▶ [SHORT EXERCISE]
Every entry needs to be reproduced exactly.

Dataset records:
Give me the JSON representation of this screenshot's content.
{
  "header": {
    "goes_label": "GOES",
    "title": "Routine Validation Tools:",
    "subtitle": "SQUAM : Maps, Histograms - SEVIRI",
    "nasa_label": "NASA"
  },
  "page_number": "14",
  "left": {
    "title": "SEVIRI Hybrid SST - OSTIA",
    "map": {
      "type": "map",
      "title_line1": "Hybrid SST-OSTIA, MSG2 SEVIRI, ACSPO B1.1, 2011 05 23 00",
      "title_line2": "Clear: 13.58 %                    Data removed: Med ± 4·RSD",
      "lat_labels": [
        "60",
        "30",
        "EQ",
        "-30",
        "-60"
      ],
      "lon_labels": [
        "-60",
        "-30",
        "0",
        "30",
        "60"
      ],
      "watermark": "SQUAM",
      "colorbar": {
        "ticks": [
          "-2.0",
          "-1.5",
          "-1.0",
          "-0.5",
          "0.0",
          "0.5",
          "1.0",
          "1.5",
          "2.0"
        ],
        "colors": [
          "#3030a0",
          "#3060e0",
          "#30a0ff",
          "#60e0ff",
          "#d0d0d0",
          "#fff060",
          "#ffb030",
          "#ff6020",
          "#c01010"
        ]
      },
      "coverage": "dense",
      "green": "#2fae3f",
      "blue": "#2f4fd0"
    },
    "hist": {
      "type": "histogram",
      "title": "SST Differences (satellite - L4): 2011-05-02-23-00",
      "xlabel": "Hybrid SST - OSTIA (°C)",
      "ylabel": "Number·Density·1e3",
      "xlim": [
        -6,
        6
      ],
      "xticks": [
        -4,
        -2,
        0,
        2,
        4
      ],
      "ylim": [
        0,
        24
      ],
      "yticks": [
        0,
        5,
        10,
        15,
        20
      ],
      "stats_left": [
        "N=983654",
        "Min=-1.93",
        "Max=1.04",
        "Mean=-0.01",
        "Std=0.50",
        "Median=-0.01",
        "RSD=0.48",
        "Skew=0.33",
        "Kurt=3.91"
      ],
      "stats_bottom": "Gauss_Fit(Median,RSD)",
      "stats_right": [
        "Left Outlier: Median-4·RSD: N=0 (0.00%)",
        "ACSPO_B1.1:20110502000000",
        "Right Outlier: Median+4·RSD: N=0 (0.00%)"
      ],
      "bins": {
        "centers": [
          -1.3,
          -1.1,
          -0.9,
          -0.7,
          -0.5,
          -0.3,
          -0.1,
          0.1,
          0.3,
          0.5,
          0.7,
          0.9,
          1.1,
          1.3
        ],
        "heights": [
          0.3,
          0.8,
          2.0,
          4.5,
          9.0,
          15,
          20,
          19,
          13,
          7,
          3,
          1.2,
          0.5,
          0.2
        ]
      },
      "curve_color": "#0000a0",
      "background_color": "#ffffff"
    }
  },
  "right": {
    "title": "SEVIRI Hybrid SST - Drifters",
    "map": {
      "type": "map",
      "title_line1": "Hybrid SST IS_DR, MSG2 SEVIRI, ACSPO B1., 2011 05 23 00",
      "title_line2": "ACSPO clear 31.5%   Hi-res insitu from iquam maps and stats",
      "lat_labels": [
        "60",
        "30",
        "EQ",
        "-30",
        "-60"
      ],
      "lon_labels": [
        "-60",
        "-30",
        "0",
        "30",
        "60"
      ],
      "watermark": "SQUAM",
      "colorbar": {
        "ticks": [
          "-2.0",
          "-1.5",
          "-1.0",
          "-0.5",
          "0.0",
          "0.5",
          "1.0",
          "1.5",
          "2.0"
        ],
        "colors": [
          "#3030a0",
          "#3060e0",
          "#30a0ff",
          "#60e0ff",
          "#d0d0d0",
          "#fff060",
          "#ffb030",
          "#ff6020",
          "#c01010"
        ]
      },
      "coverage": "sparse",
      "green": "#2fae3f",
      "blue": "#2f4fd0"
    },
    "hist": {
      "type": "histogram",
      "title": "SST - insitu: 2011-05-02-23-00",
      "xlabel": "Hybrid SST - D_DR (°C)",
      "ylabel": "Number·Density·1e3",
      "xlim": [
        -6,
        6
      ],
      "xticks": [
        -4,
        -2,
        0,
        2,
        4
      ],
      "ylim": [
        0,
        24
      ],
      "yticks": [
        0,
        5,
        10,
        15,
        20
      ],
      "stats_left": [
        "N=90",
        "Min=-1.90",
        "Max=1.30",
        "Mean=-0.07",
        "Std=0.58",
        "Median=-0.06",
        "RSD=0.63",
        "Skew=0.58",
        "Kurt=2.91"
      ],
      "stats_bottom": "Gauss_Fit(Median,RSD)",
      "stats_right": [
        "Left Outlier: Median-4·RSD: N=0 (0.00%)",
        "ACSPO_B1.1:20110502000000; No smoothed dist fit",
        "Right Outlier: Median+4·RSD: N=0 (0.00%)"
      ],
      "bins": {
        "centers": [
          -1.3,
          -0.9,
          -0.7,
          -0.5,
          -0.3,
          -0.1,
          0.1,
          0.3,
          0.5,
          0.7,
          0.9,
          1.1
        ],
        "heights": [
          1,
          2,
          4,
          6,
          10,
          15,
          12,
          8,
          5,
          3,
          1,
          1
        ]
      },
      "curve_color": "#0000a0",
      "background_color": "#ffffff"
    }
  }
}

▶ [WRITTEN ANSWER]
Give me the JSON representation of this screenshot's content.
{
  "header": {
    "goes_label": "GOES",
    "title": "Routine Validation Tools:",
    "subtitle": "SQUAM : Maps, Histograms - SEVIRI",
    "nasa_label": "NASA"
  },
  "page_number": "14",
  "left": {
    "title": "SEVIRI Hybrid SST - OSTIA",
    "map": {
      "type": "map",
      "title_line1": "Hybrid SST-OSTIA, MSG2 SEVIRI, ACSPO B1.1, 2011 05 23 00",
      "title_line2": "Clear: 13.58 %                    Data removed: Med ± 4·RSD",
      "lat_labels": [
        "60",
        "30",
        "EQ",
        "-30",
        "-60"
      ],
      "lon_labels": [
        "-60",
        "-30",
        "0",
        "30",
        "60"
      ],
      "watermark": "SQUAM",
      "colorbar": {
        "ticks": [
          "-2.0",
          "-1.5",
          "-1.0",
          "-0.5",
          "0.0",
          "0.5",
          "1.0",
          "1.5",
          "2.0"
        ],
        "colors": [
          "#3030a0",
          "#3060e0",
          "#30a0ff",
          "#60e0ff",
          "#d0d0d0",
          "#fff060",
          "#ffb030",
          "#ff6020",
          "#c01010"
        ]
      },
      "coverage": "dense",
      "green": "#2fae3f",
      "blue": "#2f4fd0"
    },
    "hist": {
      "type": "histogram",
      "title": "SST Differences (satellite - L4): 2011-05-02-23-00",
      "xlabel": "Hybrid SST - OSTIA (°C)",
      "ylabel": "Number·Density·1e3",
      "xlim": [
        -6,
        6
      ],
      "xticks": [
        -4,
        -2,
        0,
        2,
        4
      ],
      "ylim": [
        0,
        24
      ],
      "yticks": [
        0,
        5,
        10,
        15,
        20
      ],
      "stats_left": [
        "N=983654",
        "Min=-1.93",
        "Max=1.04",
        "Mean=-0.01",
        "Std=0.50",
        "Median=-0.01",
        "RSD=0.48",
        "Skew=0.33",
        "Kurt=3.91"
      ],
      "stats_bottom": "Gauss_Fit(Median,RSD)",
      "stats_right": [
        "Left Outlier: Median-4·RSD: N=0 (0.00%)",
        "ACSPO_B1.1:20110502000000",
        "Right Outlier: Median+4·RSD: N=0 (0.00%)"
      ],
      "bins": {
        "centers": [
          -1.3,
          -1.1,
          -0.9,
          -0.7,
          -0.5,
          -0.3,
          -0.1,
          0.1,
          0.3,
          0.5,
          0.7,
          0.9,
          1.1,
          1.3
        ],
        "heights": [
          0.3,
          0.8,
          2.0,
          4.5,
          9.0,
          15,
          20,
          19,
          13,
          7,
          3,
          1.2,
          0.5,
          0.2
        ]
      },
      "curve_color": "#0000a0",
      "background_color": "#ffffff"
    }
  },
  "right": {
    "title": "SEVIRI Hybrid SST - Drifters",
    "map": {
      "type": "map",
      "title_line1": "Hybrid SST IS_DR, MSG2 SEVIRI, ACSPO B1., 2011 05 23 00",
      "title_line2": "ACSPO clear 31.5%   Hi-res insitu from iquam maps and stats",
      "lat_labels": [
        "60",
        "30",
        "EQ",
        "-30",
        "-60"
      ],
      "lon_labels": [
        "-60",
        "-30",
        "0",
        "30",
        "60"
      ],
      "watermark": "SQUAM",
      "colorbar": {
        "ticks": [
          "-2.0",
          "-1.5",
          "-1.0",
          "-0.5",
          "0.0",
          "0.5",
          "1.0",
          "1.5",
          "2.0"
        ],
        "colors": [
          "#3030a0",
          "#3060e0",
          "#30a0ff",
          "#60e0ff",
          "#d0d0d0",
          "#fff060",
          "#ffb030",
          "#ff6020",
          "#c01010"
        ]
      },
      "coverage": "sparse",
      "green": "#2fae3f",
      "blue": "#2f4fd0"
    },
    "hist": {
      "type": "histogram",
      "title": "SST - insitu: 2011-05-02-23-00",
      "xlabel": "Hybrid SST - D_DR (°C)",
      "ylabel": "Number·Density·1e3",
      "xlim": [
        -6,
        6
      ],
      "xticks": [
        -4,
        -2,
        0,
        2,
        4
      ],
      "ylim": [
        0,
        24
      ],
      "yticks": [
        0,
        5,
        10,
        15,
        20
      ],
      "stats_left": [
        "N=90",
        "Min=-1.90",
        "Max=1.30",
        "Mean=-0.07",
        "Std=0.58",
        "Median=-0.06",
        "RSD=0.63",
        "Skew=0.58",
        "Kurt=2.91"
      ],
      "stats_bottom": "Gauss_Fit(Median,RSD)",
      "stats_right": [
        "Left Outlier: Median-4·RSD: N=0 (0.00%)",
        "ACSPO_B1.1:20110502000000; No smoothed dist fit",
        "Right Outlier: Median+4·RSD: N=0 (0.00%)"
      ],
      "bins": {
        "centers": [
          -1.3,
          -0.9,
          -0.7,
          -0.5,
          -0.3,
          -0.1,
          0.1,
          0.3,
          0.5,
          0.7,
          0.9,
          1.1
        ],
        "heights": [
          1,
          2,
          4,
          6,
          10,
          15,
          12,
          8,
          5,
          3,
          1,
          1
        ]
      },
      "curve_color": "#0000a0",
      "background_color": "#ffffff"
    }
  }
}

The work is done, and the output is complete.